[WHAT YOU NEED TO DO]: Reproduce the records below exactly, leaving out any pictures.

[EXTRACTED ENTRIES]:

================

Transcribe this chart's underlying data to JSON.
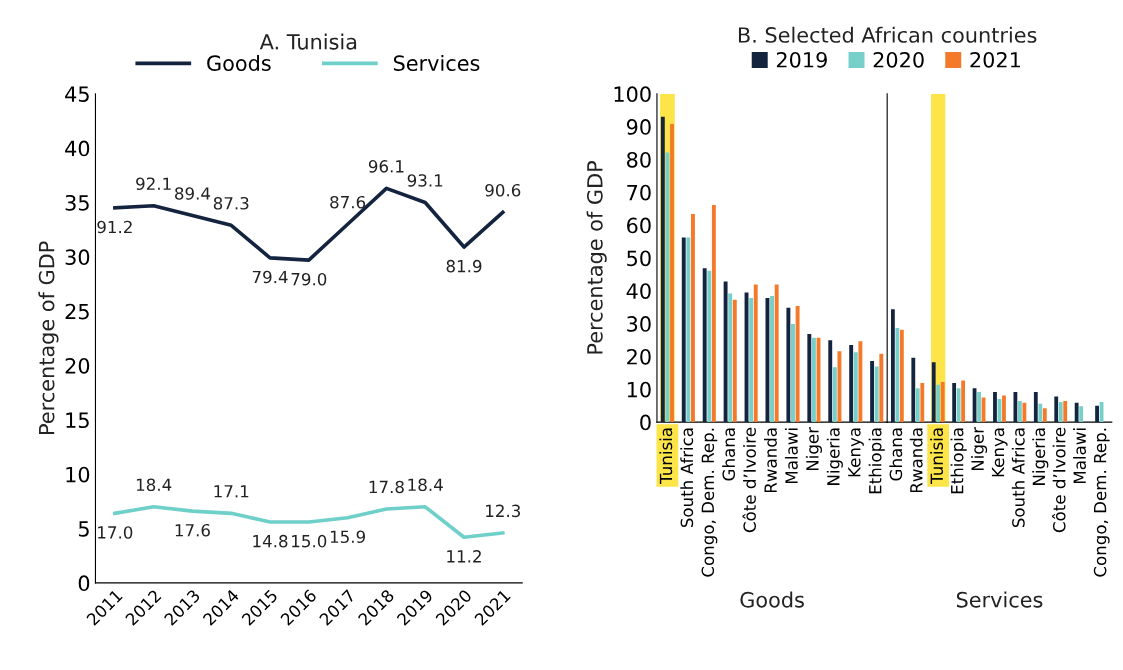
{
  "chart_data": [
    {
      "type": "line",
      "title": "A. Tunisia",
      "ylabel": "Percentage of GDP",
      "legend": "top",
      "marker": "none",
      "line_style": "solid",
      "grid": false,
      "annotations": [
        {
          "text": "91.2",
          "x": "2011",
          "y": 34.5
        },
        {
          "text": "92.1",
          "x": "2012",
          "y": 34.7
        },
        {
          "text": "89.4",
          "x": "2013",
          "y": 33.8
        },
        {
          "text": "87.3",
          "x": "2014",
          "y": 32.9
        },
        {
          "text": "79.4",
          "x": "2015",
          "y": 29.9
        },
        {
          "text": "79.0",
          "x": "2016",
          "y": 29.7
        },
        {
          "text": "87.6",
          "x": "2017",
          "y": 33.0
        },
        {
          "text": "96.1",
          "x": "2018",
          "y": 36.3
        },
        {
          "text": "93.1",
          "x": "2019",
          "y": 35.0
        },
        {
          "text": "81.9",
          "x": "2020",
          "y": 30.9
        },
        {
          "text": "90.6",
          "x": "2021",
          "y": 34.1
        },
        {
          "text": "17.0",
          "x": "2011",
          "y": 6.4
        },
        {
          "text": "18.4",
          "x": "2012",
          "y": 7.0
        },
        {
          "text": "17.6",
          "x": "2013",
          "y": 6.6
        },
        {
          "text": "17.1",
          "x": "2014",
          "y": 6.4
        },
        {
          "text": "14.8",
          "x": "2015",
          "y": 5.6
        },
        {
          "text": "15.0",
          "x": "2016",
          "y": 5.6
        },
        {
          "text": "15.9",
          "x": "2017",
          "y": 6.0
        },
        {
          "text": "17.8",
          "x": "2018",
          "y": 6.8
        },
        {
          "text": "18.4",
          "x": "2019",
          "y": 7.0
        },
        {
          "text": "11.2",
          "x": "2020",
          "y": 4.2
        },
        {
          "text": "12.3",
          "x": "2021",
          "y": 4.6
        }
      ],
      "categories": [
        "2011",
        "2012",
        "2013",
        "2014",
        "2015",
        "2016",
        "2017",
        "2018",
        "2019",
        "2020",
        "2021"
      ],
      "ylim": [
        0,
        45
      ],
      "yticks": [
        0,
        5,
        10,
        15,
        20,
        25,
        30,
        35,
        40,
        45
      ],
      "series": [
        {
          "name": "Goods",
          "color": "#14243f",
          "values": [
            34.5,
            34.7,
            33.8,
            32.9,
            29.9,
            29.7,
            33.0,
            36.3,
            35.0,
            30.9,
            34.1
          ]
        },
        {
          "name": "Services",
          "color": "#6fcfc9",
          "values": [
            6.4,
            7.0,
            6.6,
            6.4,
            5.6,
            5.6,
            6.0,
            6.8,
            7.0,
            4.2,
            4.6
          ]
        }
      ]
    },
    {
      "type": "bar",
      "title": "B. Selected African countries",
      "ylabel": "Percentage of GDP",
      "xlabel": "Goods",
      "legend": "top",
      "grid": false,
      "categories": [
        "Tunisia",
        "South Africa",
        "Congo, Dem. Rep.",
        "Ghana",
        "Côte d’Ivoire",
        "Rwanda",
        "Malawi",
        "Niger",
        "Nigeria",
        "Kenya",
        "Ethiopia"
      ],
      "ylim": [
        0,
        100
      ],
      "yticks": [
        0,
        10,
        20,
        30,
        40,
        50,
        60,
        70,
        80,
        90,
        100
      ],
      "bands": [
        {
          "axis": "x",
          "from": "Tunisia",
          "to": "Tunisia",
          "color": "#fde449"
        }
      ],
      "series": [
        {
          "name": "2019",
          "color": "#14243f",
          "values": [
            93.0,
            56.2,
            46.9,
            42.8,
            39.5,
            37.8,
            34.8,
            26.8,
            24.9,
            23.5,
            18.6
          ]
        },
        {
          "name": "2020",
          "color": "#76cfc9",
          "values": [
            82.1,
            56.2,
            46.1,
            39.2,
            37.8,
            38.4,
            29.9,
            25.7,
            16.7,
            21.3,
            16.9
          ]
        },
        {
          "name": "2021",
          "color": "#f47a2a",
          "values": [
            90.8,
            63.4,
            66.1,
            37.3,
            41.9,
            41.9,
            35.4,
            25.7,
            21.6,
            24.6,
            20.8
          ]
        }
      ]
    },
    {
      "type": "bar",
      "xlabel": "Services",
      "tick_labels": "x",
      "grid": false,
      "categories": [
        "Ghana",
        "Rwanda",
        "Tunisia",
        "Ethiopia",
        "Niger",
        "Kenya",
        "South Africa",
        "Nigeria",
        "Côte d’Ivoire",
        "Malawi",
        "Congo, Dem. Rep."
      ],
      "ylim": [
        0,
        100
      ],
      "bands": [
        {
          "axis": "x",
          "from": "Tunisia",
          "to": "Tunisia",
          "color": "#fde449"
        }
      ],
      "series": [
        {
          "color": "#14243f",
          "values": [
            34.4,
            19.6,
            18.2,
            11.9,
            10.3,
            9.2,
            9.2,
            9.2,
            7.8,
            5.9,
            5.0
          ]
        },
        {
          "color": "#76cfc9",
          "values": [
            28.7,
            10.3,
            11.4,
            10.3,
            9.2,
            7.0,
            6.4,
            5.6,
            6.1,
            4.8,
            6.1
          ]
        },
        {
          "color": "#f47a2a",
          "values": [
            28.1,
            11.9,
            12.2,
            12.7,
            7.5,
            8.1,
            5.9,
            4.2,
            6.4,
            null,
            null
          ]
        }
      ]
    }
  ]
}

================

[RESULT FOR THIS TASK]:
Transcribe this chart's underlying data to JSON.
{
  "chart_data": [
    {
      "type": "line",
      "title": "A. Tunisia",
      "ylabel": "Percentage of GDP",
      "legend": "top",
      "marker": "none",
      "line_style": "solid",
      "grid": false,
      "annotations": [
        {
          "text": "91.2",
          "x": "2011",
          "y": 34.5
        },
        {
          "text": "92.1",
          "x": "2012",
          "y": 34.7
        },
        {
          "text": "89.4",
          "x": "2013",
          "y": 33.8
        },
        {
          "text": "87.3",
          "x": "2014",
          "y": 32.9
        },
        {
          "text": "79.4",
          "x": "2015",
          "y": 29.9
        },
        {
          "text": "79.0",
          "x": "2016",
          "y": 29.7
        },
        {
          "text": "87.6",
          "x": "2017",
          "y": 33.0
        },
        {
          "text": "96.1",
          "x": "2018",
          "y": 36.3
        },
        {
          "text": "93.1",
          "x": "2019",
          "y": 35.0
        },
        {
          "text": "81.9",
          "x": "2020",
          "y": 30.9
        },
        {
          "text": "90.6",
          "x": "2021",
          "y": 34.1
        },
        {
          "text": "17.0",
          "x": "2011",
          "y": 6.4
        },
        {
          "text": "18.4",
          "x": "2012",
          "y": 7.0
        },
        {
          "text": "17.6",
          "x": "2013",
          "y": 6.6
        },
        {
          "text": "17.1",
          "x": "2014",
          "y": 6.4
        },
        {
          "text": "14.8",
          "x": "2015",
          "y": 5.6
        },
        {
          "text": "15.0",
          "x": "2016",
          "y": 5.6
        },
        {
          "text": "15.9",
          "x": "2017",
          "y": 6.0
        },
        {
          "text": "17.8",
          "x": "2018",
          "y": 6.8
        },
        {
          "text": "18.4",
          "x": "2019",
          "y": 7.0
        },
        {
          "text": "11.2",
          "x": "2020",
          "y": 4.2
        },
        {
          "text": "12.3",
          "x": "2021",
          "y": 4.6
        }
      ],
      "categories": [
        "2011",
        "2012",
        "2013",
        "2014",
        "2015",
        "2016",
        "2017",
        "2018",
        "2019",
        "2020",
        "2021"
      ],
      "ylim": [
        0,
        45
      ],
      "yticks": [
        0,
        5,
        10,
        15,
        20,
        25,
        30,
        35,
        40,
        45
      ],
      "series": [
        {
          "name": "Goods",
          "color": "#14243f",
          "values": [
            34.5,
            34.7,
            33.8,
            32.9,
            29.9,
            29.7,
            33.0,
            36.3,
            35.0,
            30.9,
            34.1
          ]
        },
        {
          "name": "Services",
          "color": "#6fcfc9",
          "values": [
            6.4,
            7.0,
            6.6,
            6.4,
            5.6,
            5.6,
            6.0,
            6.8,
            7.0,
            4.2,
            4.6
          ]
        }
      ]
    },
    {
      "type": "bar",
      "title": "B. Selected African countries",
      "ylabel": "Percentage of GDP",
      "xlabel": "Goods",
      "legend": "top",
      "grid": false,
      "categories": [
        "Tunisia",
        "South Africa",
        "Congo, Dem. Rep.",
        "Ghana",
        "Côte d’Ivoire",
        "Rwanda",
        "Malawi",
        "Niger",
        "Nigeria",
        "Kenya",
        "Ethiopia"
      ],
      "ylim": [
        0,
        100
      ],
      "yticks": [
        0,
        10,
        20,
        30,
        40,
        50,
        60,
        70,
        80,
        90,
        100
      ],
      "bands": [
        {
          "axis": "x",
          "from": "Tunisia",
          "to": "Tunisia",
          "color": "#fde449"
        }
      ],
      "series": [
        {
          "name": "2019",
          "color": "#14243f",
          "values": [
            93.0,
            56.2,
            46.9,
            42.8,
            39.5,
            37.8,
            34.8,
            26.8,
            24.9,
            23.5,
            18.6
          ]
        },
        {
          "name": "2020",
          "color": "#76cfc9",
          "values": [
            82.1,
            56.2,
            46.1,
            39.2,
            37.8,
            38.4,
            29.9,
            25.7,
            16.7,
            21.3,
            16.9
          ]
        },
        {
          "name": "2021",
          "color": "#f47a2a",
          "values": [
            90.8,
            63.4,
            66.1,
            37.3,
            41.9,
            41.9,
            35.4,
            25.7,
            21.6,
            24.6,
            20.8
          ]
        }
      ]
    },
    {
      "type": "bar",
      "xlabel": "Services",
      "tick_labels": "x",
      "grid": false,
      "categories": [
        "Ghana",
        "Rwanda",
        "Tunisia",
        "Ethiopia",
        "Niger",
        "Kenya",
        "South Africa",
        "Nigeria",
        "Côte d’Ivoire",
        "Malawi",
        "Congo, Dem. Rep."
      ],
      "ylim": [
        0,
        100
      ],
      "bands": [
        {
          "axis": "x",
          "from": "Tunisia",
          "to": "Tunisia",
          "color": "#fde449"
        }
      ],
      "series": [
        {
          "color": "#14243f",
          "values": [
            34.4,
            19.6,
            18.2,
            11.9,
            10.3,
            9.2,
            9.2,
            9.2,
            7.8,
            5.9,
            5.0
          ]
        },
        {
          "color": "#76cfc9",
          "values": [
            28.7,
            10.3,
            11.4,
            10.3,
            9.2,
            7.0,
            6.4,
            5.6,
            6.1,
            4.8,
            6.1
          ]
        },
        {
          "color": "#f47a2a",
          "values": [
            28.1,
            11.9,
            12.2,
            12.7,
            7.5,
            8.1,
            5.9,
            4.2,
            6.4,
            null,
            null
          ]
        }
      ]
    }
  ]
}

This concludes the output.